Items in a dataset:

* Start *

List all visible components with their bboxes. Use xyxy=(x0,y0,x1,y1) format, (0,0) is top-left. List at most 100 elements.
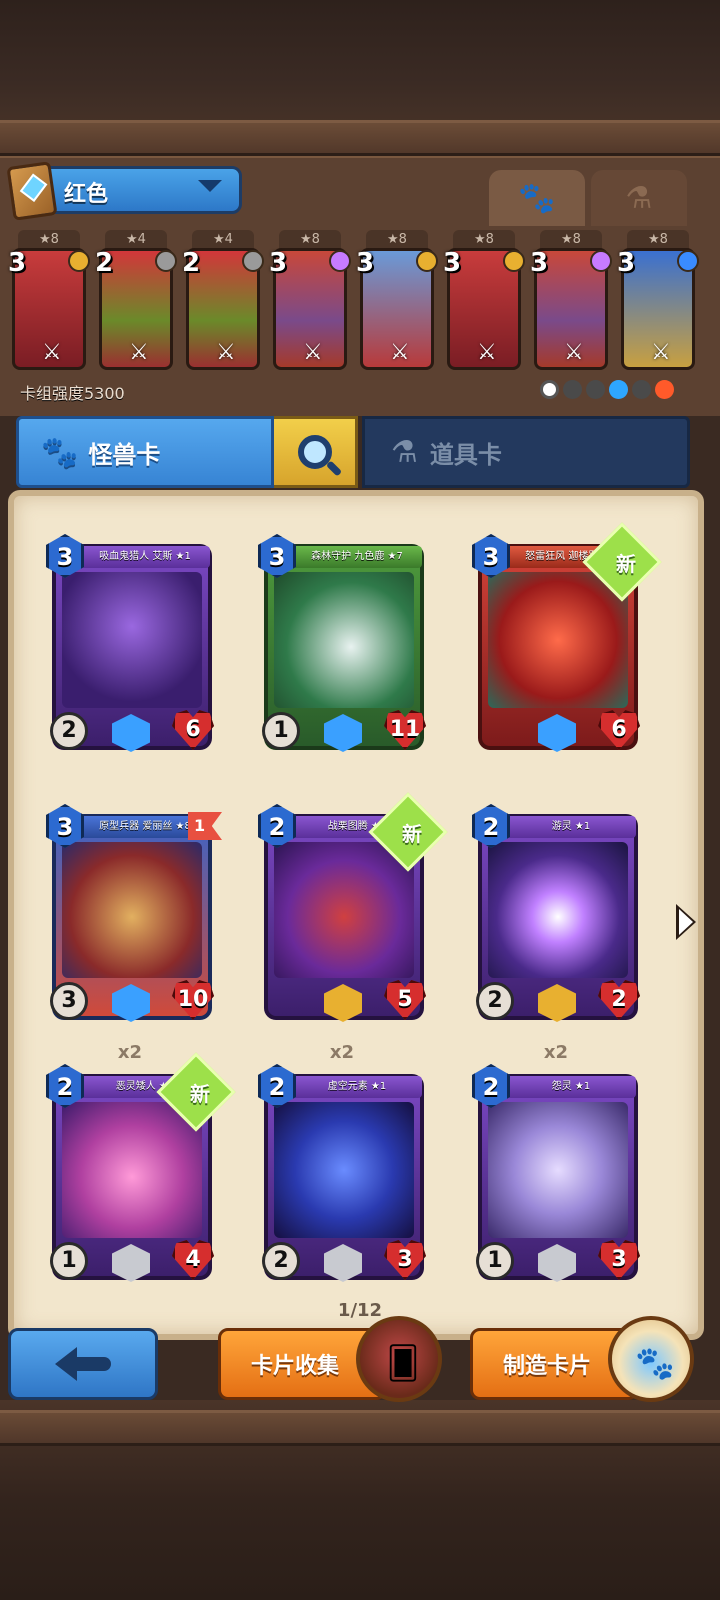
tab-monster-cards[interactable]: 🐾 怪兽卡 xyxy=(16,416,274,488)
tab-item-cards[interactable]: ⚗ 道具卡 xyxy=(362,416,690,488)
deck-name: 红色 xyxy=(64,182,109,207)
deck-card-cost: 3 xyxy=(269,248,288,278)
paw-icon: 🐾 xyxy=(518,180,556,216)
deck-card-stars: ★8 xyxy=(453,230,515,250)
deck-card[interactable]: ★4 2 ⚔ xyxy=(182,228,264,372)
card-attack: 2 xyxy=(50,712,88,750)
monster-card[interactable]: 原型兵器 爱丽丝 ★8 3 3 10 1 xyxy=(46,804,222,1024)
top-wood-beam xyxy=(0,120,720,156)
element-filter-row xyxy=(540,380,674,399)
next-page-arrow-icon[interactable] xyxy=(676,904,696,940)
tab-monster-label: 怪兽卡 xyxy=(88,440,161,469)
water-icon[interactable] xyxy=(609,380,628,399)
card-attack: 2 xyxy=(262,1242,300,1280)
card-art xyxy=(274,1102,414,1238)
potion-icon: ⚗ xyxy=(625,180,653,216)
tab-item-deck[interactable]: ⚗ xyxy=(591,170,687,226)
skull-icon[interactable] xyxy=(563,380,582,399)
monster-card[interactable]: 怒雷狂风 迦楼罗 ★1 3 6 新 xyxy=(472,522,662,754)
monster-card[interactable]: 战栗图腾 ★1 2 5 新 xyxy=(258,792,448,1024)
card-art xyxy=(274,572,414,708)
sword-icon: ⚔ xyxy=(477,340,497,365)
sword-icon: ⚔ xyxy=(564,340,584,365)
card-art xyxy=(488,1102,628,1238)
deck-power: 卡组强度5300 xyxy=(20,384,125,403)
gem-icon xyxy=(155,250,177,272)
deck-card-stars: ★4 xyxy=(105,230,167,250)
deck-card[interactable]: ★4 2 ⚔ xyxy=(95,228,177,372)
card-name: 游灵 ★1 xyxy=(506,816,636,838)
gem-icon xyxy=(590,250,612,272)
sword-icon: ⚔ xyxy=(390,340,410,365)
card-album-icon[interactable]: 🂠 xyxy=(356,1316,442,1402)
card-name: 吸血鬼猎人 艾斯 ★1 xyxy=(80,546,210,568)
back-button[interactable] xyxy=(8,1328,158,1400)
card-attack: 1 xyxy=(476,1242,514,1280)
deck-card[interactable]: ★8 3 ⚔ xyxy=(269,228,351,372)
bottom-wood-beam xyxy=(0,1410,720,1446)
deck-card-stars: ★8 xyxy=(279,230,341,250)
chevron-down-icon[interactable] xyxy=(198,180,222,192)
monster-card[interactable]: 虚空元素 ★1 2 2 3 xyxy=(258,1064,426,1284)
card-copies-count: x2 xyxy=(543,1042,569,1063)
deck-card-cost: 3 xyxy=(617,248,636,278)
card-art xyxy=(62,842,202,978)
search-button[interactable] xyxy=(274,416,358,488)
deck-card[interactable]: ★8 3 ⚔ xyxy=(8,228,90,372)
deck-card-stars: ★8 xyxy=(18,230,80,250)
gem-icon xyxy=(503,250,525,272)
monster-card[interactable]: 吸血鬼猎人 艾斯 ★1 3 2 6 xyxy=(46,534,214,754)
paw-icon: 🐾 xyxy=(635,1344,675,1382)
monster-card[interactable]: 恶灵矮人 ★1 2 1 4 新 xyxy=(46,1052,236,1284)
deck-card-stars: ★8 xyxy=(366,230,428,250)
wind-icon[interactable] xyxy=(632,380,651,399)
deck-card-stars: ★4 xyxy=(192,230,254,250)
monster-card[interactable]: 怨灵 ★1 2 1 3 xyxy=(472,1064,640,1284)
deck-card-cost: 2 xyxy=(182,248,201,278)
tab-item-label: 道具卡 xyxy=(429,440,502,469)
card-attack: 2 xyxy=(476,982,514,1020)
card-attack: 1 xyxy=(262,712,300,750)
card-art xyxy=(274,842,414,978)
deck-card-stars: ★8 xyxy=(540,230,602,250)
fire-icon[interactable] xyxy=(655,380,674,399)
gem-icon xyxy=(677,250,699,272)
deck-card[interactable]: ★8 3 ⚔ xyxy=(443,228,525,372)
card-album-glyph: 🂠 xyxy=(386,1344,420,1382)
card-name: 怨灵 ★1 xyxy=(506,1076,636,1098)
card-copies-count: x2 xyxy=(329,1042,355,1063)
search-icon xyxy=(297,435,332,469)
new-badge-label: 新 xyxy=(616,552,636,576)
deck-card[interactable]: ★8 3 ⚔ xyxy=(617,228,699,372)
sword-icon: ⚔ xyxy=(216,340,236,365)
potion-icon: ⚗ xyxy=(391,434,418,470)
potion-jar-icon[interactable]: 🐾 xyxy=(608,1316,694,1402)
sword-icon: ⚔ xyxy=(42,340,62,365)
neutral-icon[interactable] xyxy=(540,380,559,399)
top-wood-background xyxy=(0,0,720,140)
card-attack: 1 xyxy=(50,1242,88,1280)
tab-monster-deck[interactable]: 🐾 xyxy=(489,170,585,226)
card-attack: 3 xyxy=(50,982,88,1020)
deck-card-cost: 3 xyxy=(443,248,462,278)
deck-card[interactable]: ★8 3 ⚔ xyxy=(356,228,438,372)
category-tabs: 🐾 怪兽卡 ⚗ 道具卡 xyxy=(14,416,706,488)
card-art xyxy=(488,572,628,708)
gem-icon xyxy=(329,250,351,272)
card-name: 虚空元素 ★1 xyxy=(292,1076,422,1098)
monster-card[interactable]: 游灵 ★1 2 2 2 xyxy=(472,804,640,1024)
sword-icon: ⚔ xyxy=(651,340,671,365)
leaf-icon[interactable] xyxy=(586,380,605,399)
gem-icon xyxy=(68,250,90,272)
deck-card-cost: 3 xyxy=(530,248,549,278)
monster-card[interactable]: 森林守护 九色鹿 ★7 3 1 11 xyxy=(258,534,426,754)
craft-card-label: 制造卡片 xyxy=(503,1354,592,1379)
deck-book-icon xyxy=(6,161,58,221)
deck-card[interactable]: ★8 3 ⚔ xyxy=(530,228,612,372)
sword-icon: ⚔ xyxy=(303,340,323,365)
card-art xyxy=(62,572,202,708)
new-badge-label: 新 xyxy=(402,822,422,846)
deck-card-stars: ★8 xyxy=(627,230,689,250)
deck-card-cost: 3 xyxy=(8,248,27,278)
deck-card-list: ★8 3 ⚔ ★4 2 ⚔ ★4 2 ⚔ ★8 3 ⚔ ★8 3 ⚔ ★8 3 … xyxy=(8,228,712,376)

* End *

- Stated problem
Print every line of the items above verbatim, leaving out the pictures.

- Complete output
List all visible components with their bboxes. Use xyxy=(x0,y0,x1,y1) format, (0,0) is top-left. List at most 100 elements.
tab-monster-cards[interactable]: 🐾 怪兽卡 xyxy=(16,416,274,488)
tab-item-cards[interactable]: ⚗ 道具卡 xyxy=(362,416,690,488)
deck-name: 红色 xyxy=(64,182,109,207)
deck-card-cost: 3 xyxy=(269,248,288,278)
paw-icon: 🐾 xyxy=(518,180,556,216)
deck-card-stars: ★8 xyxy=(453,230,515,250)
deck-card[interactable]: ★4 2 ⚔ xyxy=(182,228,264,372)
card-attack: 2 xyxy=(50,712,88,750)
monster-card[interactable]: 原型兵器 爱丽丝 ★8 3 3 10 1 xyxy=(46,804,222,1024)
top-wood-beam xyxy=(0,120,720,156)
element-filter-row xyxy=(540,380,674,399)
next-page-arrow-icon[interactable] xyxy=(676,904,696,940)
tab-monster-label: 怪兽卡 xyxy=(88,440,161,469)
water-icon[interactable] xyxy=(609,380,628,399)
card-attack: 2 xyxy=(262,1242,300,1280)
card-art xyxy=(274,1102,414,1238)
potion-icon: ⚗ xyxy=(625,180,653,216)
tab-item-deck[interactable]: ⚗ xyxy=(591,170,687,226)
skull-icon[interactable] xyxy=(563,380,582,399)
monster-card[interactable]: 怒雷狂风 迦楼罗 ★1 3 6 新 xyxy=(472,522,662,754)
monster-card[interactable]: 战栗图腾 ★1 2 5 新 xyxy=(258,792,448,1024)
card-art xyxy=(274,572,414,708)
sword-icon: ⚔ xyxy=(477,340,497,365)
sword-icon: ⚔ xyxy=(564,340,584,365)
card-art xyxy=(488,1102,628,1238)
deck-power: 卡组强度5300 xyxy=(20,384,125,403)
gem-icon xyxy=(155,250,177,272)
deck-card-stars: ★4 xyxy=(105,230,167,250)
deck-card[interactable]: ★4 2 ⚔ xyxy=(95,228,177,372)
card-name: 游灵 ★1 xyxy=(506,816,636,838)
gem-icon xyxy=(590,250,612,272)
sword-icon: ⚔ xyxy=(390,340,410,365)
card-album-icon[interactable]: 🂠 xyxy=(356,1316,442,1402)
card-name: 吸血鬼猎人 艾斯 ★1 xyxy=(80,546,210,568)
back-button[interactable] xyxy=(8,1328,158,1400)
card-attack: 1 xyxy=(476,1242,514,1280)
deck-card[interactable]: ★8 3 ⚔ xyxy=(269,228,351,372)
bottom-wood-beam xyxy=(0,1410,720,1446)
deck-card-stars: ★8 xyxy=(279,230,341,250)
chevron-down-icon[interactable] xyxy=(198,180,222,192)
monster-card[interactable]: 虚空元素 ★1 2 2 3 xyxy=(258,1064,426,1284)
card-copies-count: x2 xyxy=(543,1042,569,1063)
deck-card-cost: 3 xyxy=(617,248,636,278)
card-art xyxy=(62,842,202,978)
search-button[interactable] xyxy=(274,416,358,488)
deck-card[interactable]: ★8 3 ⚔ xyxy=(8,228,90,372)
deck-card-stars: ★8 xyxy=(18,230,80,250)
gem-icon xyxy=(503,250,525,272)
monster-card[interactable]: 吸血鬼猎人 艾斯 ★1 3 2 6 xyxy=(46,534,214,754)
paw-icon: 🐾 xyxy=(635,1344,675,1382)
monster-card[interactable]: 恶灵矮人 ★1 2 1 4 新 xyxy=(46,1052,236,1284)
deck-card-stars: ★8 xyxy=(366,230,428,250)
wind-icon[interactable] xyxy=(632,380,651,399)
deck-card-stars: ★4 xyxy=(192,230,254,250)
monster-card[interactable]: 怨灵 ★1 2 1 3 xyxy=(472,1064,640,1284)
deck-card-cost: 2 xyxy=(182,248,201,278)
tab-item-label: 道具卡 xyxy=(429,440,502,469)
card-attack: 2 xyxy=(476,982,514,1020)
card-attack: 1 xyxy=(262,712,300,750)
card-art xyxy=(274,842,414,978)
deck-card-stars: ★8 xyxy=(540,230,602,250)
fire-icon[interactable] xyxy=(655,380,674,399)
gem-icon xyxy=(677,250,699,272)
deck-card[interactable]: ★8 3 ⚔ xyxy=(443,228,525,372)
card-album-glyph: 🂠 xyxy=(386,1344,420,1382)
card-name: 怨灵 ★1 xyxy=(506,1076,636,1098)
card-copies-count: x2 xyxy=(329,1042,355,1063)
search-icon xyxy=(297,435,332,469)
new-badge-label: 新 xyxy=(616,552,636,576)
deck-card[interactable]: ★8 3 ⚔ xyxy=(617,228,699,372)
sword-icon: ⚔ xyxy=(216,340,236,365)
potion-icon: ⚗ xyxy=(391,434,418,470)
potion-jar-icon[interactable]: 🐾 xyxy=(608,1316,694,1402)
sword-icon: ⚔ xyxy=(42,340,62,365)
neutral-icon[interactable] xyxy=(540,380,559,399)
top-wood-background xyxy=(0,0,720,140)
card-attack: 1 xyxy=(50,1242,88,1280)
tab-monster-deck[interactable]: 🐾 xyxy=(489,170,585,226)
card-attack: 3 xyxy=(50,982,88,1020)
deck-card-cost: 3 xyxy=(443,248,462,278)
deck-card[interactable]: ★8 3 ⚔ xyxy=(356,228,438,372)
category-tabs: 🐾 怪兽卡 ⚗ 道具卡 xyxy=(14,416,706,488)
card-art xyxy=(488,572,628,708)
gem-icon xyxy=(329,250,351,272)
card-name: 虚空元素 ★1 xyxy=(292,1076,422,1098)
monster-card[interactable]: 游灵 ★1 2 2 2 xyxy=(472,804,640,1024)
sword-icon: ⚔ xyxy=(651,340,671,365)
leaf-icon[interactable] xyxy=(586,380,605,399)
gem-icon xyxy=(68,250,90,272)
deck-card-cost: 3 xyxy=(530,248,549,278)
monster-card[interactable]: 森林守护 九色鹿 ★7 3 1 11 xyxy=(258,534,426,754)
craft-card-label: 制造卡片 xyxy=(503,1354,592,1379)
deck-book-icon xyxy=(6,161,58,221)
deck-card[interactable]: ★8 3 ⚔ xyxy=(530,228,612,372)
sword-icon: ⚔ xyxy=(303,340,323,365)
card-art xyxy=(62,572,202,708)
new-badge-label: 新 xyxy=(402,822,422,846)
deck-card-stars: ★8 xyxy=(627,230,689,250)
deck-card-cost: 3 xyxy=(8,248,27,278)
deck-card-list: ★8 3 ⚔ ★4 2 ⚔ ★4 2 ⚔ ★8 3 ⚔ ★8 3 ⚔ ★8 3 … xyxy=(8,228,712,376)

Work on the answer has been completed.